• **Quoted passage**
● ● ● ●
PPC (Pay-Per-Click)
An auction-based ad model in which advertisers pay per user click, regardless of impressions.
PPC (pay-per-click) is the auction-based advertising model where advertisers pay only when a user actually clicks their ad. It is the dominant model on Google Search, Microsoft Ads and Bing, and one of several models available on Meta, LinkedIn and YouTube.
How PPC works
The advertiser sets a maximum bid for a query, audience or placement. The platform runs a real-time auction combining the bid and a quality signal (Quality Score on Google, Relevance Score on Meta, Quality on LinkedIn) to determine which ad shows and what the actual cost-per-click is. Higher quality plus a competitive bid wins higher positions at lower CPCs.
● ● ● ●
(Bounding box annotations)
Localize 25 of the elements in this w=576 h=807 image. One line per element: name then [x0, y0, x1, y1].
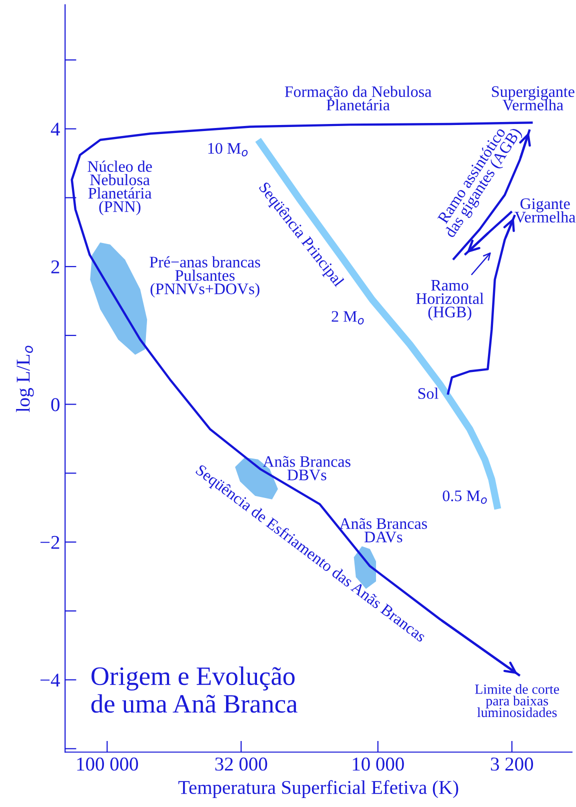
y-tick-label: 2	[51, 260, 60, 274]
annotation: Anãs Brancas DAVs	[339, 518, 427, 542]
y-tick-label: −4	[40, 674, 60, 687]
x-tick-label: 100 000	[77, 758, 138, 771]
y-axis-title: log L/L$_{o}$	[16, 346, 34, 412]
annotation: Anãs Brancas DBVs	[262, 456, 350, 480]
annotation: 10 M$_{o}$	[208, 142, 248, 156]
annotation: Formação da Nebulosa Planetária	[284, 86, 432, 110]
x-tick-label: 10 000	[352, 758, 404, 771]
annotation: 2 M$_{o}$	[332, 311, 364, 324]
y-tick-label: 4	[50, 122, 60, 136]
annotation: Pré−anas brancas Pulsantes (PNNVs+DOVs)	[150, 256, 260, 298]
x-axis-title: Temperatura Superficial Efetiva (K)	[178, 780, 458, 798]
annotation: Sol	[418, 388, 438, 399]
y-tick-label: 0	[51, 398, 60, 412]
annotation: Supergigante Vermelha	[492, 86, 574, 111]
annotation: Limite de corte para baixas luminosidades	[475, 684, 560, 718]
x-tick-label: 32 000	[215, 758, 268, 771]
annotation: 0.5 M$_{o}$	[442, 490, 487, 504]
annotation: Núcleo de Nebulosa Planetária (PNN)	[88, 160, 152, 216]
x-tick-label: 3 200	[490, 758, 534, 771]
y-tick-label: −2	[40, 536, 60, 549]
text: Origem e Evolução de uma Anã Branca	[91, 666, 298, 713]
annotation: Ramo Horizontal (HGB)	[416, 280, 484, 321]
annotation: Gigante Vermelha	[514, 198, 576, 223]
● ● ● ●
• **Directions**
a – Set down everything in the PPC entry from "An auction-based ad" down to "at lower CPCs.", copying it word for word.
b – List every quality signal named in the PPC entry, together with the platform each one is tied to.
c – According to the PPC entry, on which platforms is PPC one of several available models rather than the dominant one?

• **Task-by-task outputs**
a –
An auction-based ad model in which advertisers pay per user click, regardless of impressions.
PPC (pay-per-click) is the auction-based advertising model where advertisers pay only when a user actually clicks their ad. It is the dominant model on Google Search, Microsoft Ads and Bing, and one of several models available on Meta, LinkedIn and YouTube.
How PPC works
The advertiser sets a maximum bid for a query, audience or placement. The platform runs a real-time auction combining the bid and a quality signal (Quality Score on Google, Relevance Score on Meta, Quality on LinkedIn) to determine which ad shows and what the actual cost-per-click is. Higher quality plus a competitive bid wins higher positions at lower CPCs.

b –
Quality Score (Google)
Relevance Score (Meta)
Quality (LinkedIn)

c – Meta, LinkedIn and YouTube.